*Written task:* Write out the whole listing exactly as it stands.
Given records start
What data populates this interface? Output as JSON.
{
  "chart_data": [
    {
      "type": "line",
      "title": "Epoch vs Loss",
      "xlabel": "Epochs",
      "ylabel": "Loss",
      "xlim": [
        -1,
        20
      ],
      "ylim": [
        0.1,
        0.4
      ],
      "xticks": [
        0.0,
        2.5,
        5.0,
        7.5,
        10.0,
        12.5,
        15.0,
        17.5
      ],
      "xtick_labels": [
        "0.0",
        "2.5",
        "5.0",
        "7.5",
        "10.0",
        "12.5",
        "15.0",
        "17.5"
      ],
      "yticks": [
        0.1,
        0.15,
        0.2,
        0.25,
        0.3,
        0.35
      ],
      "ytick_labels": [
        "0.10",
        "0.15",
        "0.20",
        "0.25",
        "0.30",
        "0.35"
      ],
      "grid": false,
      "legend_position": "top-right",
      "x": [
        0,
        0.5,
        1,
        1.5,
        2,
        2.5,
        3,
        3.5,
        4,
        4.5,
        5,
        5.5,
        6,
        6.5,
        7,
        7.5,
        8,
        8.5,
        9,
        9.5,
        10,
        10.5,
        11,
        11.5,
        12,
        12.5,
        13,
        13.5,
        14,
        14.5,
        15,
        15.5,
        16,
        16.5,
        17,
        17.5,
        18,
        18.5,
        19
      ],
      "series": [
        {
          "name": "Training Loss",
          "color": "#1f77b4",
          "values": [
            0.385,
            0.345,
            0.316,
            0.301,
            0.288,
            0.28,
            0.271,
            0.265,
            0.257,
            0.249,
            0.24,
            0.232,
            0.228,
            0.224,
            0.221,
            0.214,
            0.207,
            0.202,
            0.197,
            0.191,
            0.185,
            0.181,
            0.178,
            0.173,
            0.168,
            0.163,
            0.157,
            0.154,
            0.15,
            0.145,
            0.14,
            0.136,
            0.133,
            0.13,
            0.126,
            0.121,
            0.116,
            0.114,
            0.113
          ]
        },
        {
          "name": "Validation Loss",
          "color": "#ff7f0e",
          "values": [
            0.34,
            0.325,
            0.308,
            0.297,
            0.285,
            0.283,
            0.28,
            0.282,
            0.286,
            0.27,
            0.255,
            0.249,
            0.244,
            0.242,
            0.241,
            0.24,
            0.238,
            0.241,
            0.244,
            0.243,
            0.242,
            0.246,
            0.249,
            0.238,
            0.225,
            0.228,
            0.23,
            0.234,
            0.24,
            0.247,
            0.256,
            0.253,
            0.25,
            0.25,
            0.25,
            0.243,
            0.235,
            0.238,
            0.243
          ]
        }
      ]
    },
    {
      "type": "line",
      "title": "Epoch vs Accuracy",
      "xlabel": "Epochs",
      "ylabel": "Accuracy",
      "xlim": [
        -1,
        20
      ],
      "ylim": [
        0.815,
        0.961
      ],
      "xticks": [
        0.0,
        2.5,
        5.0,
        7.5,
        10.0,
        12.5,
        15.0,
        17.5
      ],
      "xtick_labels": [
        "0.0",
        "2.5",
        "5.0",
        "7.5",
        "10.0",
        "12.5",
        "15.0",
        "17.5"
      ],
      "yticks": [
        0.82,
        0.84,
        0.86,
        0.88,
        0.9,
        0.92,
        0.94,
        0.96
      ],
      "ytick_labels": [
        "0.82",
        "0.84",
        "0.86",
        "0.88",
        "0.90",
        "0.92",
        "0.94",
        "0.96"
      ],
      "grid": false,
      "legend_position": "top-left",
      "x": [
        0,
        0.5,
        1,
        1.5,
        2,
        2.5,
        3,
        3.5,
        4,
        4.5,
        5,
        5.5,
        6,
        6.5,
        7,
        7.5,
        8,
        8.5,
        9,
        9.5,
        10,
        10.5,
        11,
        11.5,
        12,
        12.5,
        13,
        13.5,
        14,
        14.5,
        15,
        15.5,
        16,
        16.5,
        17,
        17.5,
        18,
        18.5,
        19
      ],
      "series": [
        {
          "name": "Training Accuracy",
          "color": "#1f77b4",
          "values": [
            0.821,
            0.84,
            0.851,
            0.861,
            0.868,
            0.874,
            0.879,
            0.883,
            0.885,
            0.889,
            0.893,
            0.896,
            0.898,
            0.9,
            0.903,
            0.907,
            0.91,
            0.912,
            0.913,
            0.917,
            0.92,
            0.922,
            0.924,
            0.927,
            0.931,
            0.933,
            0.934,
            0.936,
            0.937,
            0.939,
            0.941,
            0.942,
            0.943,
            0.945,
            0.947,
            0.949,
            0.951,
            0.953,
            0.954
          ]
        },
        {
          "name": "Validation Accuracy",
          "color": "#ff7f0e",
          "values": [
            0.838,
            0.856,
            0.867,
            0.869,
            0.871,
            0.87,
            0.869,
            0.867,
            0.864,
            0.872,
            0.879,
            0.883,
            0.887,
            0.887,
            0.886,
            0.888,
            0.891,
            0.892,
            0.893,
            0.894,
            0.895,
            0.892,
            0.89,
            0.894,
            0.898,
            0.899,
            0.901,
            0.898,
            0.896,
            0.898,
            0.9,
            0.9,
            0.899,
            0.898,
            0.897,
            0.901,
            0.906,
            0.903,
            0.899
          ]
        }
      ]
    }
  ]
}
Given records end
*Output of the task:*
What data populates this interface? Output as JSON.
{
  "chart_data": [
    {
      "type": "line",
      "title": "Epoch vs Loss",
      "xlabel": "Epochs",
      "ylabel": "Loss",
      "xlim": [
        -1,
        20
      ],
      "ylim": [
        0.1,
        0.4
      ],
      "xticks": [
        0.0,
        2.5,
        5.0,
        7.5,
        10.0,
        12.5,
        15.0,
        17.5
      ],
      "xtick_labels": [
        "0.0",
        "2.5",
        "5.0",
        "7.5",
        "10.0",
        "12.5",
        "15.0",
        "17.5"
      ],
      "yticks": [
        0.1,
        0.15,
        0.2,
        0.25,
        0.3,
        0.35
      ],
      "ytick_labels": [
        "0.10",
        "0.15",
        "0.20",
        "0.25",
        "0.30",
        "0.35"
      ],
      "grid": false,
      "legend_position": "top-right",
      "x": [
        0,
        0.5,
        1,
        1.5,
        2,
        2.5,
        3,
        3.5,
        4,
        4.5,
        5,
        5.5,
        6,
        6.5,
        7,
        7.5,
        8,
        8.5,
        9,
        9.5,
        10,
        10.5,
        11,
        11.5,
        12,
        12.5,
        13,
        13.5,
        14,
        14.5,
        15,
        15.5,
        16,
        16.5,
        17,
        17.5,
        18,
        18.5,
        19
      ],
      "series": [
        {
          "name": "Training Loss",
          "color": "#1f77b4",
          "values": [
            0.385,
            0.345,
            0.316,
            0.301,
            0.288,
            0.28,
            0.271,
            0.265,
            0.257,
            0.249,
            0.24,
            0.232,
            0.228,
            0.224,
            0.221,
            0.214,
            0.207,
            0.202,
            0.197,
            0.191,
            0.185,
            0.181,
            0.178,
            0.173,
            0.168,
            0.163,
            0.157,
            0.154,
            0.15,
            0.145,
            0.14,
            0.136,
            0.133,
            0.13,
            0.126,
            0.121,
            0.116,
            0.114,
            0.113
          ]
        },
        {
          "name": "Validation Loss",
          "color": "#ff7f0e",
          "values": [
            0.34,
            0.325,
            0.308,
            0.297,
            0.285,
            0.283,
            0.28,
            0.282,
            0.286,
            0.27,
            0.255,
            0.249,
            0.244,
            0.242,
            0.241,
            0.24,
            0.238,
            0.241,
            0.244,
            0.243,
            0.242,
            0.246,
            0.249,
            0.238,
            0.225,
            0.228,
            0.23,
            0.234,
            0.24,
            0.247,
            0.256,
            0.253,
            0.25,
            0.25,
            0.25,
            0.243,
            0.235,
            0.238,
            0.243
          ]
        }
      ]
    },
    {
      "type": "line",
      "title": "Epoch vs Accuracy",
      "xlabel": "Epochs",
      "ylabel": "Accuracy",
      "xlim": [
        -1,
        20
      ],
      "ylim": [
        0.815,
        0.961
      ],
      "xticks": [
        0.0,
        2.5,
        5.0,
        7.5,
        10.0,
        12.5,
        15.0,
        17.5
      ],
      "xtick_labels": [
        "0.0",
        "2.5",
        "5.0",
        "7.5",
        "10.0",
        "12.5",
        "15.0",
        "17.5"
      ],
      "yticks": [
        0.82,
        0.84,
        0.86,
        0.88,
        0.9,
        0.92,
        0.94,
        0.96
      ],
      "ytick_labels": [
        "0.82",
        "0.84",
        "0.86",
        "0.88",
        "0.90",
        "0.92",
        "0.94",
        "0.96"
      ],
      "grid": false,
      "legend_position": "top-left",
      "x": [
        0,
        0.5,
        1,
        1.5,
        2,
        2.5,
        3,
        3.5,
        4,
        4.5,
        5,
        5.5,
        6,
        6.5,
        7,
        7.5,
        8,
        8.5,
        9,
        9.5,
        10,
        10.5,
        11,
        11.5,
        12,
        12.5,
        13,
        13.5,
        14,
        14.5,
        15,
        15.5,
        16,
        16.5,
        17,
        17.5,
        18,
        18.5,
        19
      ],
      "series": [
        {
          "name": "Training Accuracy",
          "color": "#1f77b4",
          "values": [
            0.821,
            0.84,
            0.851,
            0.861,
            0.868,
            0.874,
            0.879,
            0.883,
            0.885,
            0.889,
            0.893,
            0.896,
            0.898,
            0.9,
            0.903,
            0.907,
            0.91,
            0.912,
            0.913,
            0.917,
            0.92,
            0.922,
            0.924,
            0.927,
            0.931,
            0.933,
            0.934,
            0.936,
            0.937,
            0.939,
            0.941,
            0.942,
            0.943,
            0.945,
            0.947,
            0.949,
            0.951,
            0.953,
            0.954
          ]
        },
        {
          "name": "Validation Accuracy",
          "color": "#ff7f0e",
          "values": [
            0.838,
            0.856,
            0.867,
            0.869,
            0.871,
            0.87,
            0.869,
            0.867,
            0.864,
            0.872,
            0.879,
            0.883,
            0.887,
            0.887,
            0.886,
            0.888,
            0.891,
            0.892,
            0.893,
            0.894,
            0.895,
            0.892,
            0.89,
            0.894,
            0.898,
            0.899,
            0.901,
            0.898,
            0.896,
            0.898,
            0.9,
            0.9,
            0.899,
            0.898,
            0.897,
            0.901,
            0.906,
            0.903,
            0.899
          ]
        }
      ]
    }
  ]
}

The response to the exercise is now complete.